··· Dataset ···

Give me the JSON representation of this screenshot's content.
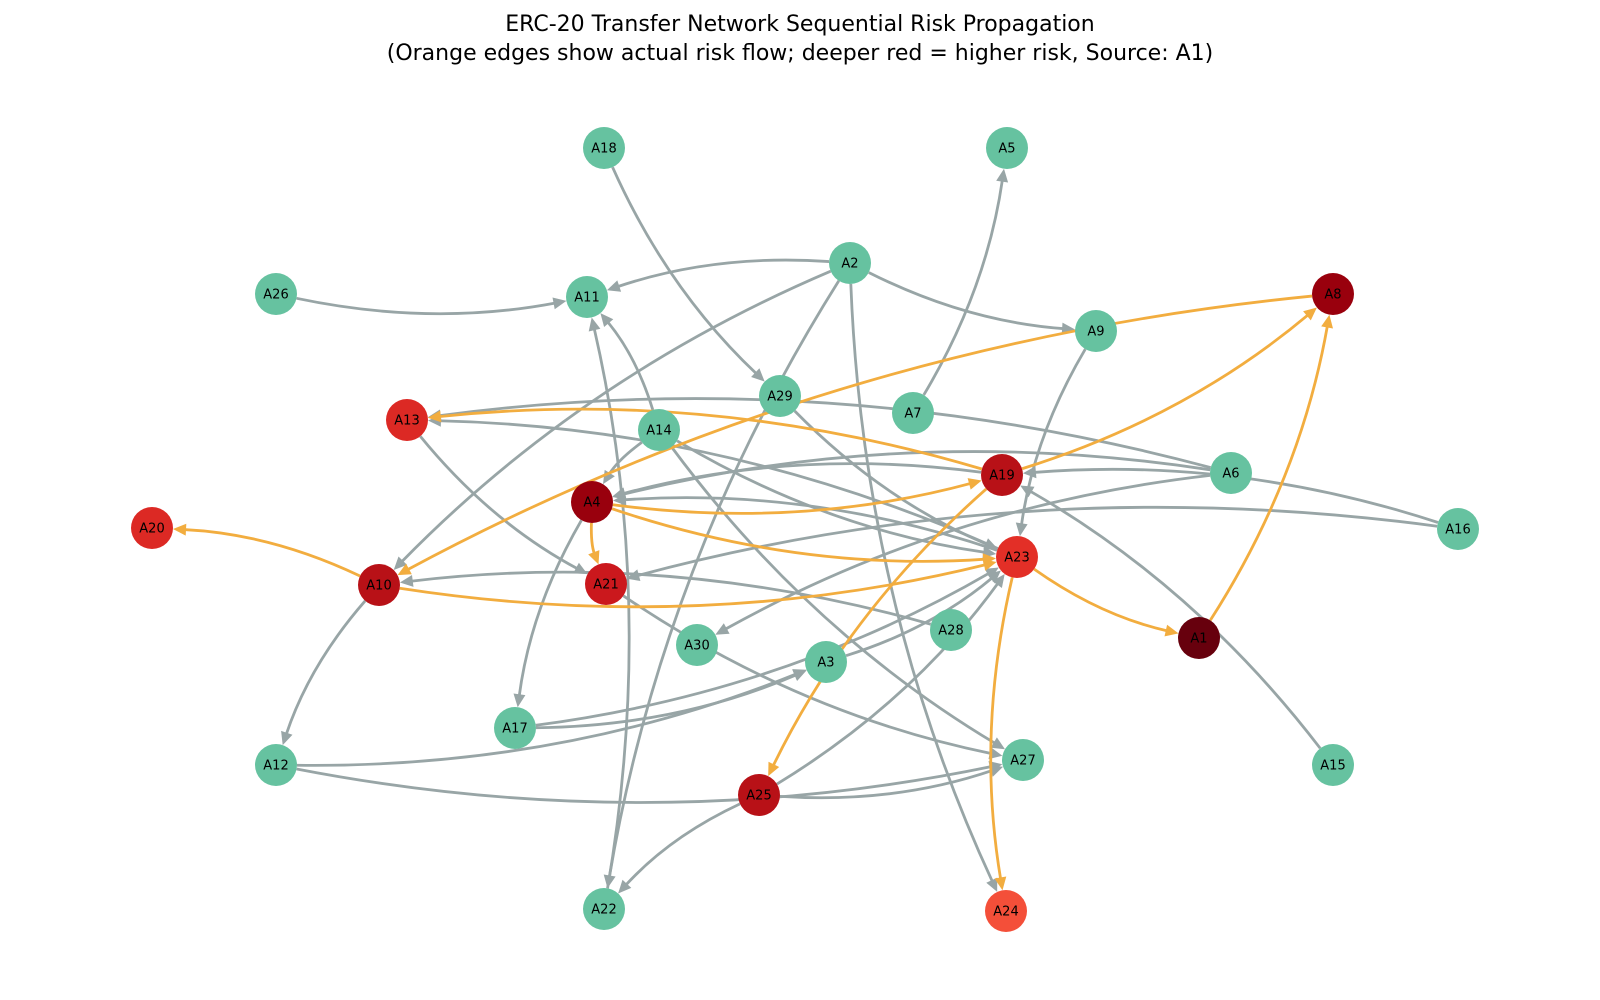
{
  "title": {
    "line1": "ERC-20 Transfer Network Sequential Risk Propagation",
    "line2": "(Orange edges show actual risk flow; deeper red = higher risk, Source: A1)"
  },
  "colors": {
    "normal_edge": "#98a5a6",
    "risk_edge": "#f2ad3f",
    "safe_node": "#66c2a0"
  },
  "nodes": [
    {
      "id": "A1",
      "color": "#67000d"
    },
    {
      "id": "A2",
      "color": "#66c2a0"
    },
    {
      "id": "A3",
      "color": "#66c2a0"
    },
    {
      "id": "A4",
      "color": "#99000d"
    },
    {
      "id": "A5",
      "color": "#66c2a0"
    },
    {
      "id": "A6",
      "color": "#66c2a0"
    },
    {
      "id": "A7",
      "color": "#66c2a0"
    },
    {
      "id": "A8",
      "color": "#99000d"
    },
    {
      "id": "A9",
      "color": "#66c2a0"
    },
    {
      "id": "A10",
      "color": "#b81117"
    },
    {
      "id": "A11",
      "color": "#66c2a0"
    },
    {
      "id": "A12",
      "color": "#66c2a0"
    },
    {
      "id": "A13",
      "color": "#dc2924"
    },
    {
      "id": "A14",
      "color": "#66c2a0"
    },
    {
      "id": "A15",
      "color": "#66c2a0"
    },
    {
      "id": "A16",
      "color": "#66c2a0"
    },
    {
      "id": "A17",
      "color": "#66c2a0"
    },
    {
      "id": "A18",
      "color": "#66c2a0"
    },
    {
      "id": "A19",
      "color": "#b81117"
    },
    {
      "id": "A20",
      "color": "#dc2924"
    },
    {
      "id": "A21",
      "color": "#cb181d"
    },
    {
      "id": "A22",
      "color": "#66c2a0"
    },
    {
      "id": "A23",
      "color": "#e32f27"
    },
    {
      "id": "A24",
      "color": "#f44f39"
    },
    {
      "id": "A25",
      "color": "#b81117"
    },
    {
      "id": "A26",
      "color": "#66c2a0"
    },
    {
      "id": "A27",
      "color": "#66c2a0"
    },
    {
      "id": "A28",
      "color": "#66c2a0"
    },
    {
      "id": "A29",
      "color": "#66c2a0"
    },
    {
      "id": "A30",
      "color": "#66c2a0"
    }
  ],
  "edges": [
    {
      "from": "A1",
      "to": "A8",
      "risk": true
    },
    {
      "from": "A23",
      "to": "A1",
      "risk": true
    },
    {
      "from": "A19",
      "to": "A8",
      "risk": true
    },
    {
      "from": "A8",
      "to": "A10",
      "risk": true
    },
    {
      "from": "A19",
      "to": "A13",
      "risk": true
    },
    {
      "from": "A4",
      "to": "A23",
      "risk": true
    },
    {
      "from": "A4",
      "to": "A19",
      "risk": true
    },
    {
      "from": "A4",
      "to": "A21",
      "risk": true
    },
    {
      "from": "A10",
      "to": "A20",
      "risk": true
    },
    {
      "from": "A10",
      "to": "A23",
      "risk": true
    },
    {
      "from": "A19",
      "to": "A25",
      "risk": true
    },
    {
      "from": "A23",
      "to": "A24",
      "risk": true
    },
    {
      "from": "A2",
      "to": "A11",
      "risk": false
    },
    {
      "from": "A2",
      "to": "A9",
      "risk": false
    },
    {
      "from": "A2",
      "to": "A10",
      "risk": false
    },
    {
      "from": "A2",
      "to": "A22",
      "risk": false
    },
    {
      "from": "A2",
      "to": "A24",
      "risk": false
    },
    {
      "from": "A26",
      "to": "A11",
      "risk": false
    },
    {
      "from": "A14",
      "to": "A11",
      "risk": false
    },
    {
      "from": "A14",
      "to": "A4",
      "risk": false
    },
    {
      "from": "A14",
      "to": "A23",
      "risk": false
    },
    {
      "from": "A14",
      "to": "A27",
      "risk": false
    },
    {
      "from": "A18",
      "to": "A29",
      "risk": false
    },
    {
      "from": "A29",
      "to": "A23",
      "risk": false
    },
    {
      "from": "A7",
      "to": "A5",
      "risk": false
    },
    {
      "from": "A9",
      "to": "A23",
      "risk": false
    },
    {
      "from": "A6",
      "to": "A13",
      "risk": false
    },
    {
      "from": "A6",
      "to": "A4",
      "risk": false
    },
    {
      "from": "A6",
      "to": "A30",
      "risk": false
    },
    {
      "from": "A16",
      "to": "A19",
      "risk": false
    },
    {
      "from": "A16",
      "to": "A21",
      "risk": false
    },
    {
      "from": "A19",
      "to": "A4",
      "risk": false
    },
    {
      "from": "A15",
      "to": "A19",
      "risk": false
    },
    {
      "from": "A13",
      "to": "A21",
      "risk": false
    },
    {
      "from": "A23",
      "to": "A13",
      "risk": false
    },
    {
      "from": "A23",
      "to": "A4",
      "risk": false
    },
    {
      "from": "A4",
      "to": "A17",
      "risk": false
    },
    {
      "from": "A28",
      "to": "A10",
      "risk": false
    },
    {
      "from": "A21",
      "to": "A27",
      "risk": false
    },
    {
      "from": "A10",
      "to": "A12",
      "risk": false
    },
    {
      "from": "A17",
      "to": "A3",
      "risk": false
    },
    {
      "from": "A17",
      "to": "A23",
      "risk": false
    },
    {
      "from": "A12",
      "to": "A3",
      "risk": false
    },
    {
      "from": "A12",
      "to": "A27",
      "risk": false
    },
    {
      "from": "A3",
      "to": "A23",
      "risk": false
    },
    {
      "from": "A25",
      "to": "A23",
      "risk": false
    },
    {
      "from": "A25",
      "to": "A27",
      "risk": false
    },
    {
      "from": "A25",
      "to": "A22",
      "risk": false
    },
    {
      "from": "A22",
      "to": "A11",
      "risk": false
    }
  ]
}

···

## Requirement
All lines of the data above that include the word "edges" must be shown.

## Result
    "line2": "(Orange edges show actual risk flow; deeper red = higher risk, Source: A1)"
  "edges": [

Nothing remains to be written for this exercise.